*Records shown*:

-------------------------

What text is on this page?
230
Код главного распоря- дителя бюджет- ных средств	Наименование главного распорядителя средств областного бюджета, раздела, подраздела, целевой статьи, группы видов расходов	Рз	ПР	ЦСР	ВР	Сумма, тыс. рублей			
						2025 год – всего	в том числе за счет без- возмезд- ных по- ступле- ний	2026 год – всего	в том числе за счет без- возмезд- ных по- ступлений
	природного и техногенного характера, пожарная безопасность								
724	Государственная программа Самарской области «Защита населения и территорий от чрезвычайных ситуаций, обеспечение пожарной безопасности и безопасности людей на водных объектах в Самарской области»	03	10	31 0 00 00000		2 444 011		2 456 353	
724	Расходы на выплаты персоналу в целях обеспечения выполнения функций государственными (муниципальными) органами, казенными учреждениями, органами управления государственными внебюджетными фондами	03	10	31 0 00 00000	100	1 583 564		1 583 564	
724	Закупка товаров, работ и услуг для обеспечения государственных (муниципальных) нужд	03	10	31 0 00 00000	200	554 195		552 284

-------------------------

*Given problem*: Reproduce the entries above exactly.

*Output for this exercise*:
What text is on this page?
230
Код главного распоря- дителя бюджет- ных средств	Наименование главного распорядителя средств областного бюджета, раздела, подраздела, целевой статьи, группы видов расходов	Рз	ПР	ЦСР	ВР	Сумма, тыс. рублей			
						2025 год – всего	в том числе за счет без- возмезд- ных по- ступле- ний	2026 год – всего	в том числе за счет без- возмезд- ных по- ступлений
	природного и техногенного характера, пожарная безопасность								
724	Государственная программа Самарской области «Защита населения и территорий от чрезвычайных ситуаций, обеспечение пожарной безопасности и безопасности людей на водных объектах в Самарской области»	03	10	31 0 00 00000		2 444 011		2 456 353	
724	Расходы на выплаты персоналу в целях обеспечения выполнения функций государственными (муниципальными) органами, казенными учреждениями, органами управления государственными внебюджетными фондами	03	10	31 0 00 00000	100	1 583 564		1 583 564	
724	Закупка товаров, работ и услуг для обеспечения государственных (муниципальных) нужд	03	10	31 0 00 00000	200	554 195		552 284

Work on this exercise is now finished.